_Short exercise_. Keep the pictures out of the copy and print all the entries below exactly.
-- START --
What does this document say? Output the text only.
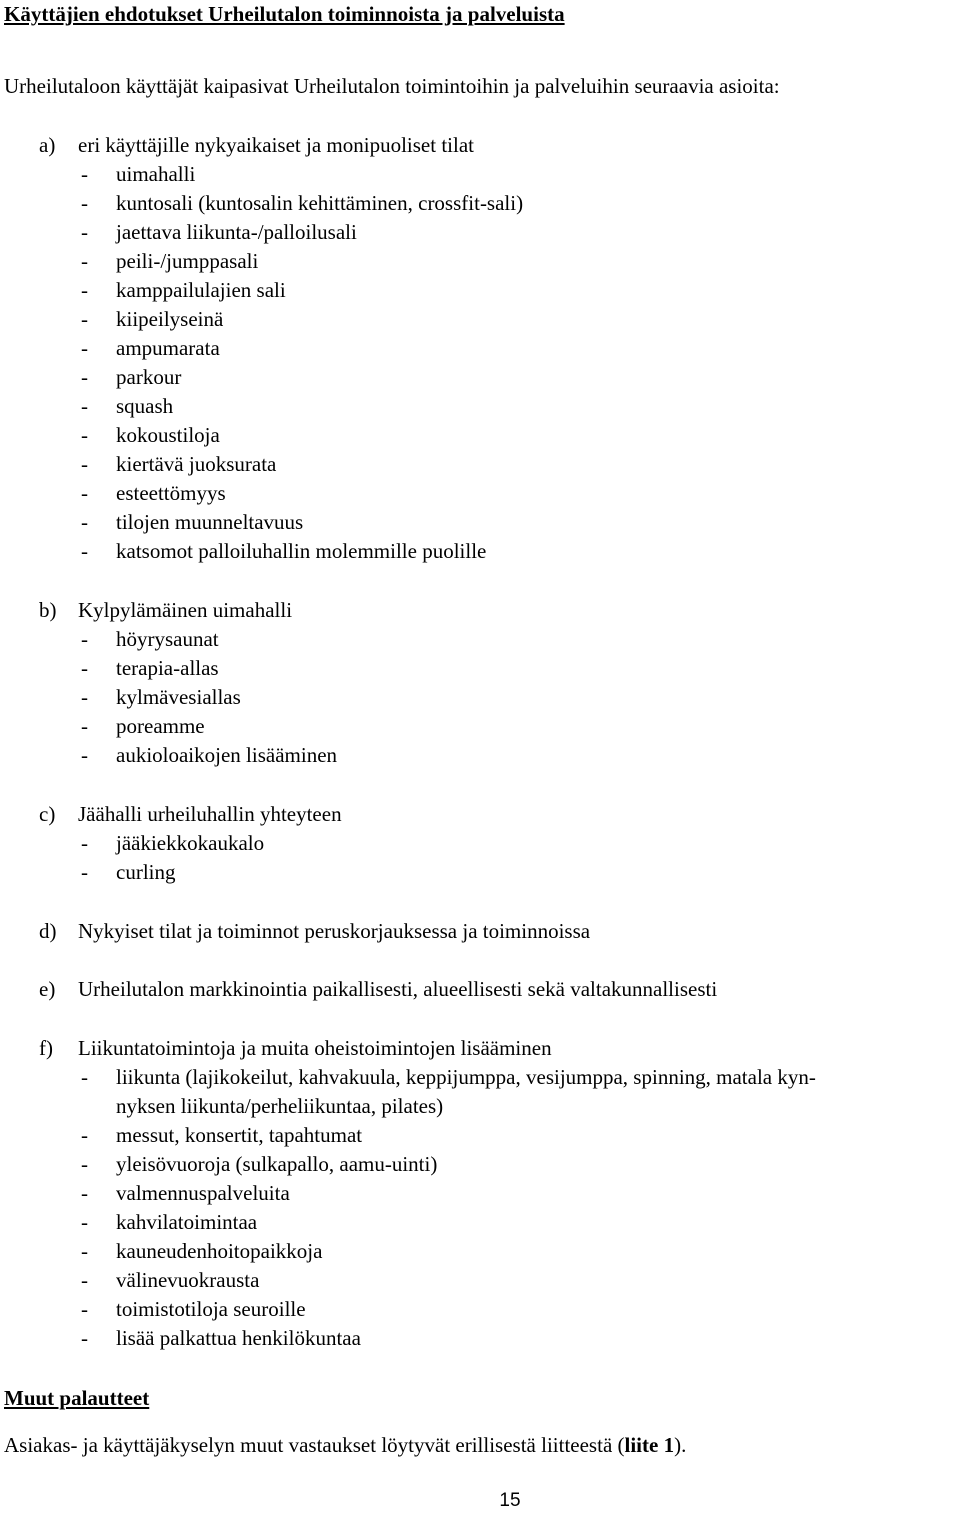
Käyttäjien ehdotukset Urheilutalon toiminnoista ja palveluista
Urheilutaloon käyttäjät kaipasivat Urheilutalon toimintoihin ja palveluihin seuraavia asioita:
a) eri käyttäjille nykyaikaiset ja monipuoliset tilat
- uimahalli
- kuntosali (kuntosalin kehittäminen, crossfit-sali)
- jaettava liikunta-/palloilusali
- peili-/jumppasali
- kamppailulajien sali
- kiipeilyseinä
- ampumarata
- parkour
- squash
- kokoustiloja
- kiertävä juoksurata
- esteettömyys
- tilojen muunneltavuus
- katsomot palloiluhallin molemmille puolille
b) Kylpylämäinen uimahalli
- höyrysaunat
- terapia-allas
- kylmävesiallas
- poreamme
- aukioloaikojen lisääminen
c) Jäähalli urheiluhallin yhteyteen
- jääkiekkokaukalo
- curling
d) Nykyiset tilat ja toiminnot peruskorjauksessa ja toiminnoissa
e) Urheilutalon markkinointia paikallisesti, alueellisesti sekä valtakunnallisesti
f) Liikuntatoimintoja ja muita oheistoimintojen lisääminen
- liikunta (lajikokeilut, kahvakuula, keppijumppa, vesijumppa, spinning, matala kyn-
nyksen liikunta/perheliikuntaa, pilates)
- messut, konsertit, tapahtumat
- yleisövuoroja (sulkapallo, aamu-uinti)
- valmennuspalveluita
- kahvilatoimintaa
- kauneudenhoitopaikkoja
- välinevuokrausta
- toimistotiloja seuroille
- lisää palkattua henkilökuntaa
Muut palautteet
Asiakas- ja käyttäjäkyselyn muut vastaukset löytyvät erillisestä liitteestä (liite 1).
15
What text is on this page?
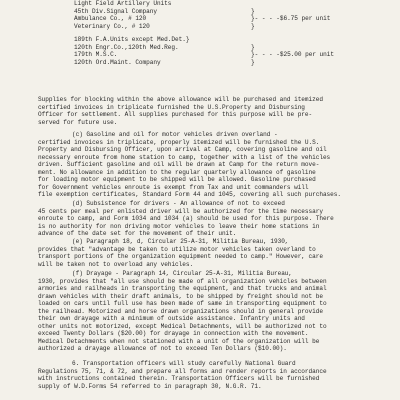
Light Field Artillery Units
45th Div.Signal Company	}
Ambulance Co., # 120	}- - - -$6.75 per unit
Veterinary Co., # 120	}
189th F.A.Units except Med.Det.}
120th Engr.Co.,120th Med.Reg.	}
179th M.S.C.	}- - - -$25.00 per unit
120th Ord.Maint. Company	}
Supplies for blocking within the above allowance will be purchased and itemized
certified invoices in triplicate furnished the U.S.Property and Disbursing
Officer for settlement. All supplies purchased for this purpose will be pre-
served for future use.
(c) Gasoline and oil for motor vehicles driven overland -
certified invoices in triplicate, properly itemized will be furnished the U.S.
Property and Disbursing Officer, upon arrival at Camp, covering gasoline and oil
necessary enroute from home station to camp, together with a list of the vehicles
driven. Sufficient gasoline and oil will be drawn at Camp for the return move-
ment. No allowance in addition to the regular quarterly allowance of gasoline
for loading motor equipment to be shipped will be allowed. Gasoline purchased
for Government vehicles enroute is exempt from Tax and unit commanders will
file exemption certificates, Standard Form 44 and 1045, covering all such purchases.
(d) Subsistence for drivers - An allowance of not to exceed
45 cents per meal per enlisted driver will be authorized for the time necessary
enroute to camp, and Form 1034 and 1034 (a) should be used for this purpose. There
is no authority for non driving motor vehicles to leave their home stations in
advance of the date set for the movement of their unit.
(e) Paragraph 18, d, Circular 25-A-31, Militia Bureau, 1930,
provides that "advantage be taken to utilize motor vehicles taken overland to
transport portions of the organization equipment needed to camp." However, care
will be taken not to overload any vehicles.
(f) Drayage - Paragraph 14, Circular 25-A-31, Militia Bureau,
1930, provides that "all use should be made of all organization vehicles between
armories and railheads in transporting the equipment, and that trucks and animal
drawn vehicles with their draft animals, to be shipped by freight should not be
loaded on cars until full use has been made of same in transporting equipment to
the railhead. Motorized and horse drawn organizations should in general provide
their own drayage with a minimum of outside assistance. Infantry units and
other units not motorized, except Medical Detachments, will be authorized not to
exceed Twenty Dollars ($20.00) for drayage in connection with the movement.
Medical Detachments when not stationed with a unit of the organization will be
authorized a drayage allowance of not to exceed Ten Dollars ($10.00).
6. Transportation officers will study carefully National Guard
Regulations 75, 71, & 72, and prepare all forms and render reports in accordance
with instructions contained therein. Transportation Officers will be furnished
supply of W.D.Forms 54 referred to in paragraph 30, N.G.R. 71.
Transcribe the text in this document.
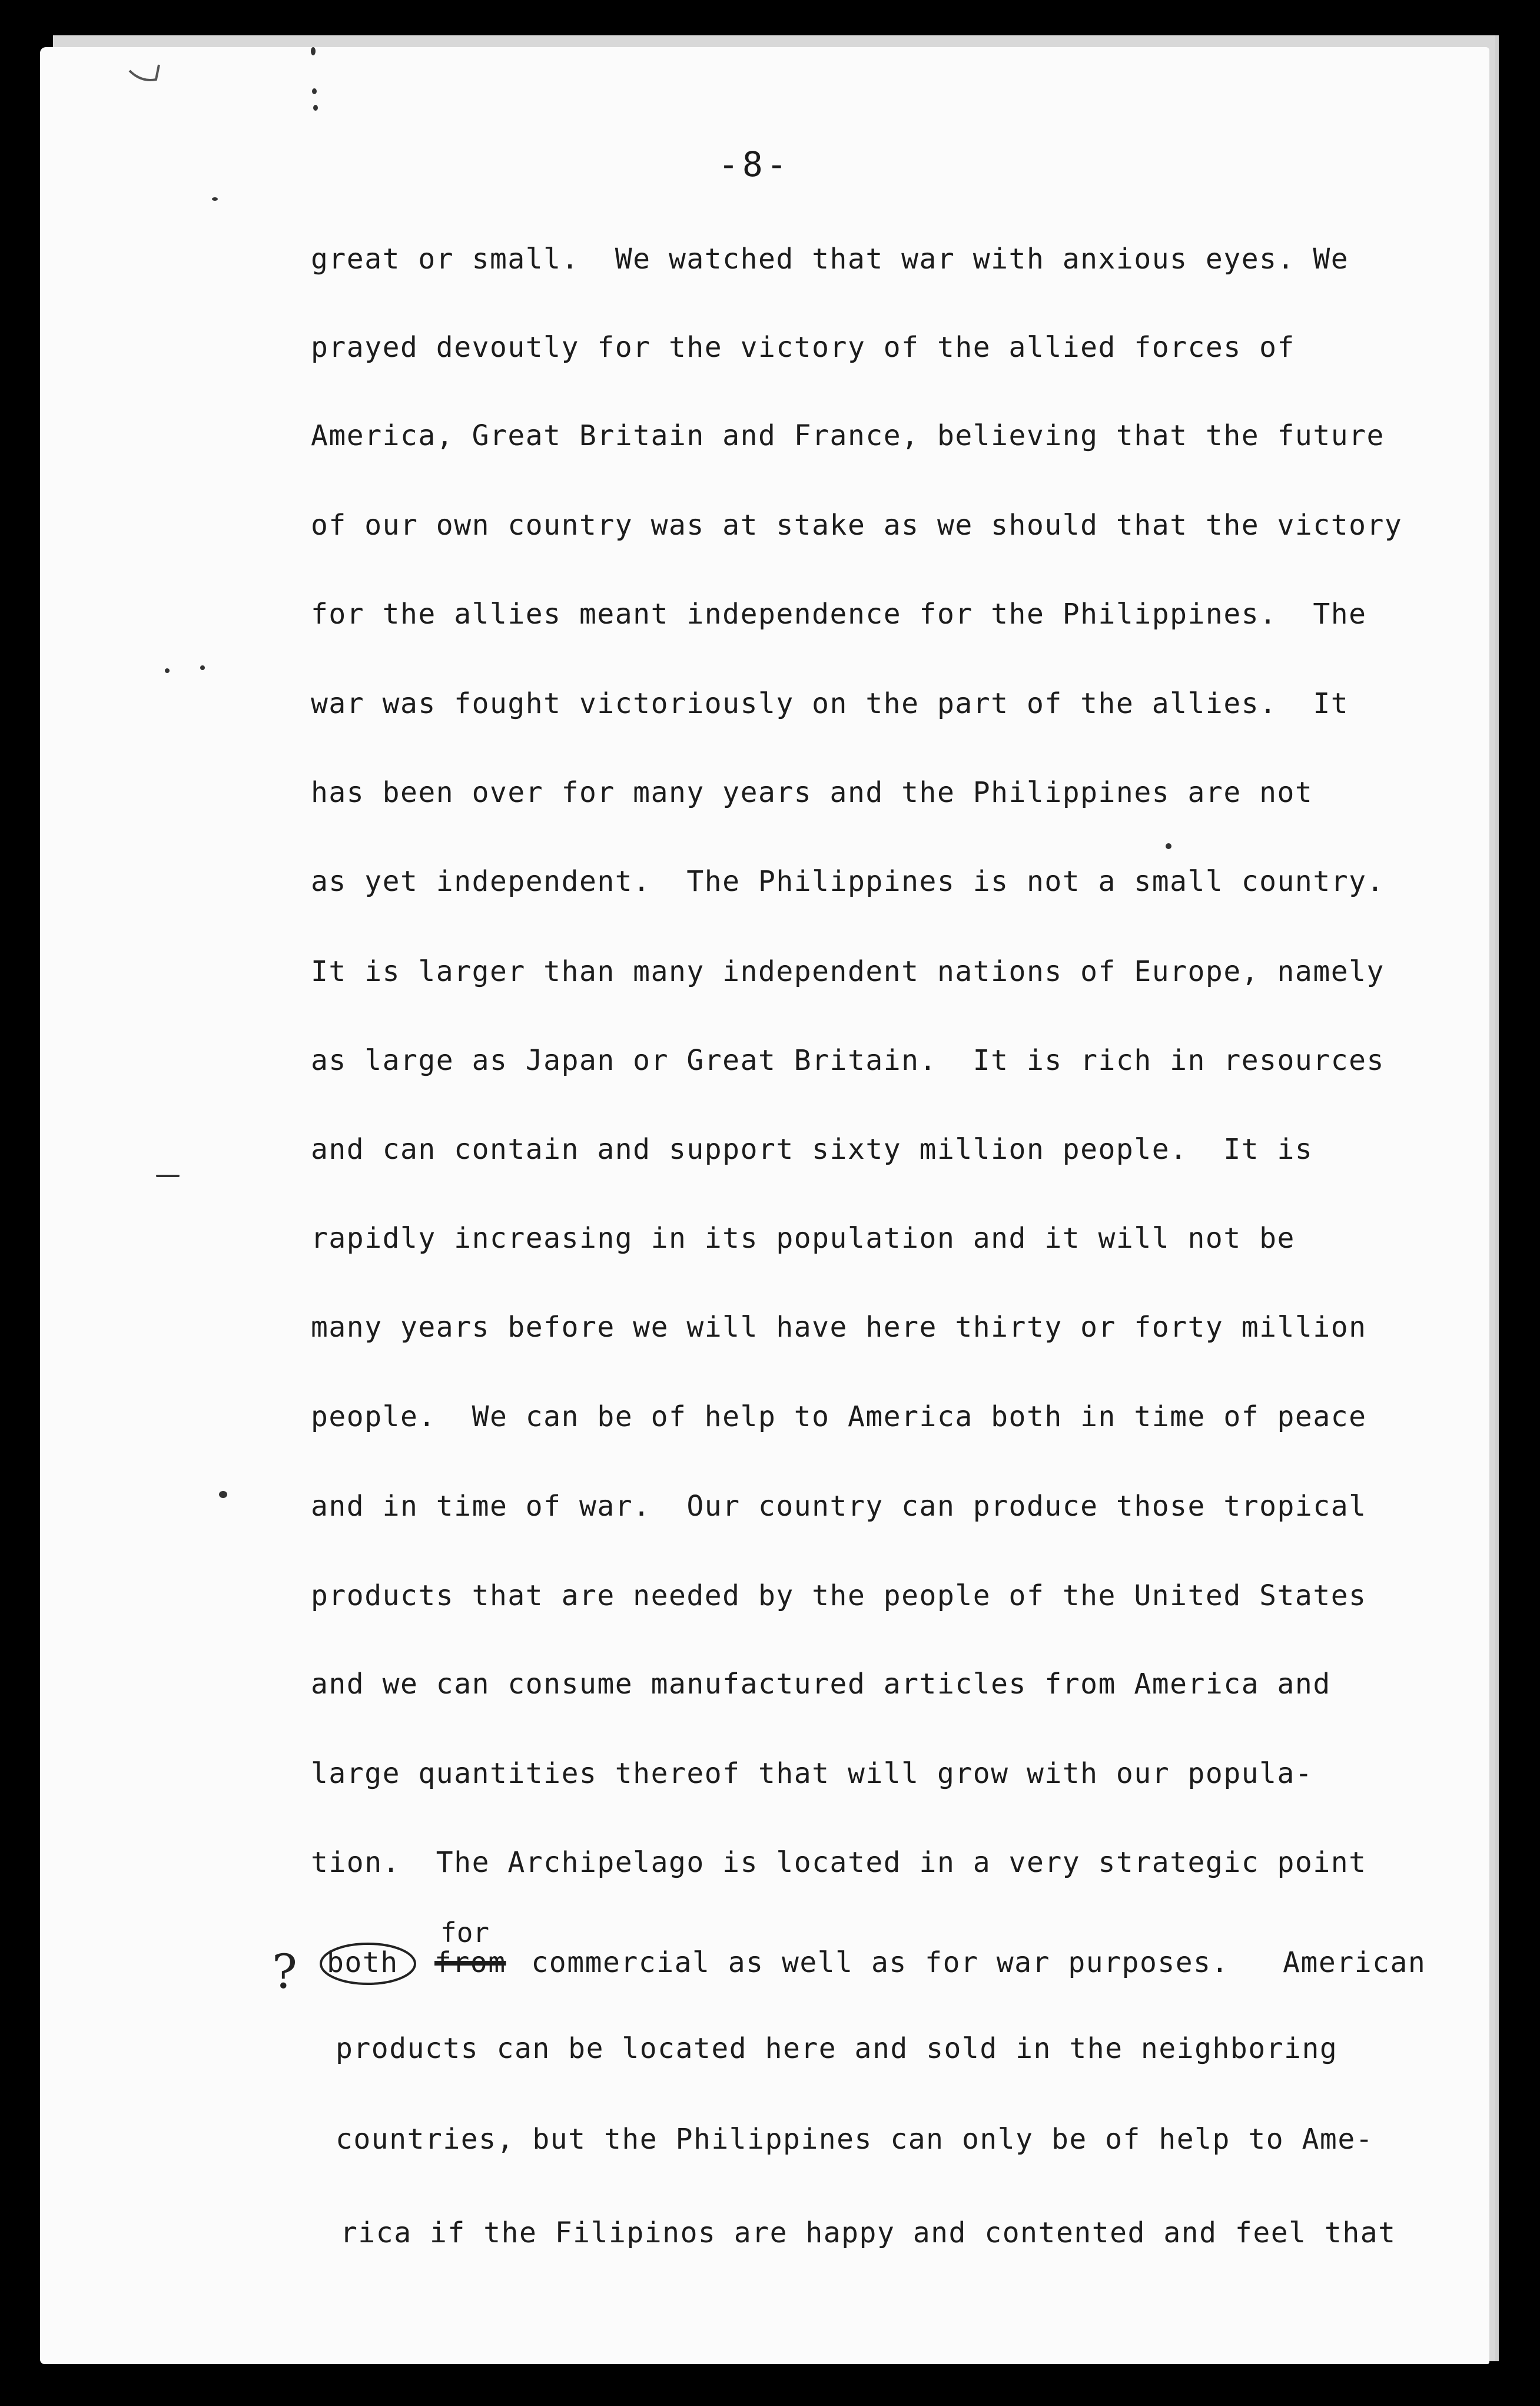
-8-
great or small.  We watched that war with anxious eyes. We
prayed devoutly for the victory of the allied forces of
America, Great Britain and France, believing that the future
of our own country was at stake as we should that the victory
for the allies meant independence for the Philippines.  The
war was fought victoriously on the part of the allies.  It
has been over for many years and the Philippines are not
as yet independent.  The Philippines is not a small country.
It is larger than many independent nations of Europe, namely
as large as Japan or Great Britain.  It is rich in resources
and can contain and support sixty million people.  It is
rapidly increasing in its population and it will not be
many years before we will have here thirty or forty million
people.  We can be of help to America both in time of peace
and in time of war.  Our country can produce those tropical
products that are needed by the people of the United States
and we can consume manufactured articles from America and
large quantities thereof that will grow with our popula-
tion.  The Archipelago is located in a very strategic point
?
for
both from commercial as well as for war purposes.   American
products can be located here and sold in the neighboring
countries, but the Philippines can only be of help to Ame-
rica if the Filipinos are happy and contented and feel that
-- END --
_The solution_.
What does this document say? Output the text only.
Käyttäjien ehdotukset Urheilutalon toiminnoista ja palveluista
Urheilutaloon käyttäjät kaipasivat Urheilutalon toimintoihin ja palveluihin seuraavia asioita:
a) eri käyttäjille nykyaikaiset ja monipuoliset tilat
- uimahalli
- kuntosali (kuntosalin kehittäminen, crossfit-sali)
- jaettava liikunta-/palloilusali
- peili-/jumppasali
- kamppailulajien sali
- kiipeilyseinä
- ampumarata
- parkour
- squash
- kokoustiloja
- kiertävä juoksurata
- esteettömyys
- tilojen muunneltavuus
- katsomot palloiluhallin molemmille puolille
b) Kylpylämäinen uimahalli
- höyrysaunat
- terapia-allas
- kylmävesiallas
- poreamme
- aukioloaikojen lisääminen
c) Jäähalli urheiluhallin yhteyteen
- jääkiekkokaukalo
- curling
d) Nykyiset tilat ja toiminnot peruskorjauksessa ja toiminnoissa
e) Urheilutalon markkinointia paikallisesti, alueellisesti sekä valtakunnallisesti
f) Liikuntatoimintoja ja muita oheistoimintojen lisääminen
- liikunta (lajikokeilut, kahvakuula, keppijumppa, vesijumppa, spinning, matala kyn-
nyksen liikunta/perheliikuntaa, pilates)
- messut, konsertit, tapahtumat
- yleisövuoroja (sulkapallo, aamu-uinti)
- valmennuspalveluita
- kahvilatoimintaa
- kauneudenhoitopaikkoja
- välinevuokrausta
- toimistotiloja seuroille
- lisää palkattua henkilökuntaa
Muut palautteet
Asiakas- ja käyttäjäkyselyn muut vastaukset löytyvät erillisestä liitteestä (liite 1).
15
What text is on this page?
Light Field Artillery Units
45th Div.Signal Company	}
Ambulance Co., # 120	}- - - -$6.75 per unit
Veterinary Co., # 120	}
189th F.A.Units except Med.Det.}
120th Engr.Co.,120th Med.Reg.	}
179th M.S.C.	}- - - -$25.00 per unit
120th Ord.Maint. Company	}
Supplies for blocking within the above allowance will be purchased and itemized
certified invoices in triplicate furnished the U.S.Property and Disbursing
Officer for settlement. All supplies purchased for this purpose will be pre-
served for future use.
(c) Gasoline and oil for motor vehicles driven overland -
certified invoices in triplicate, properly itemized will be furnished the U.S.
Property and Disbursing Officer, upon arrival at Camp, covering gasoline and oil
necessary enroute from home station to camp, together with a list of the vehicles
driven. Sufficient gasoline and oil will be drawn at Camp for the return move-
ment. No allowance in addition to the regular quarterly allowance of gasoline
for loading motor equipment to be shipped will be allowed. Gasoline purchased
for Government vehicles enroute is exempt from Tax and unit commanders will
file exemption certificates, Standard Form 44 and 1045, covering all such purchases.
(d) Subsistence for drivers - An allowance of not to exceed
45 cents per meal per enlisted driver will be authorized for the time necessary
enroute to camp, and Form 1034 and 1034 (a) should be used for this purpose. There
is no authority for non driving motor vehicles to leave their home stations in
advance of the date set for the movement of their unit.
(e) Paragraph 18, d, Circular 25-A-31, Militia Bureau, 1930,
provides that "advantage be taken to utilize motor vehicles taken overland to
transport portions of the organization equipment needed to camp." However, care
will be taken not to overload any vehicles.
(f) Drayage - Paragraph 14, Circular 25-A-31, Militia Bureau,
1930, provides that "all use should be made of all organization vehicles between
armories and railheads in transporting the equipment, and that trucks and animal
drawn vehicles with their draft animals, to be shipped by freight should not be
loaded on cars until full use has been made of same in transporting equipment to
the railhead. Motorized and horse drawn organizations should in general provide
their own drayage with a minimum of outside assistance. Infantry units and
other units not motorized, except Medical Detachments, will be authorized not to
exceed Twenty Dollars ($20.00) for drayage in connection with the movement.
Medical Detachments when not stationed with a unit of the organization will be
authorized a drayage allowance of not to exceed Ten Dollars ($10.00).
6. Transportation officers will study carefully National Guard
Regulations 75, 71, & 72, and prepare all forms and render reports in accordance
with instructions contained therein. Transportation Officers will be furnished
supply of W.D.Forms 54 referred to in paragraph 30, N.G.R. 71.
Transcribe the text in this document.
-8-
great or small.  We watched that war with anxious eyes. We
prayed devoutly for the victory of the allied forces of
America, Great Britain and France, believing that the future
of our own country was at stake as we should that the victory
for the allies meant independence for the Philippines.  The
war was fought victoriously on the part of the allies.  It
has been over for many years and the Philippines are not
as yet independent.  The Philippines is not a small country.
It is larger than many independent nations of Europe, namely
as large as Japan or Great Britain.  It is rich in resources
and can contain and support sixty million people.  It is
rapidly increasing in its population and it will not be
many years before we will have here thirty or forty million
people.  We can be of help to America both in time of peace
and in time of war.  Our country can produce those tropical
products that are needed by the people of the United States
and we can consume manufactured articles from America and
large quantities thereof that will grow with our popula-
tion.  The Archipelago is located in a very strategic point
?
for
both from commercial as well as for war purposes.   American
products can be located here and sold in the neighboring
countries, but the Philippines can only be of help to Ame-
rica if the Filipinos are happy and contented and feel that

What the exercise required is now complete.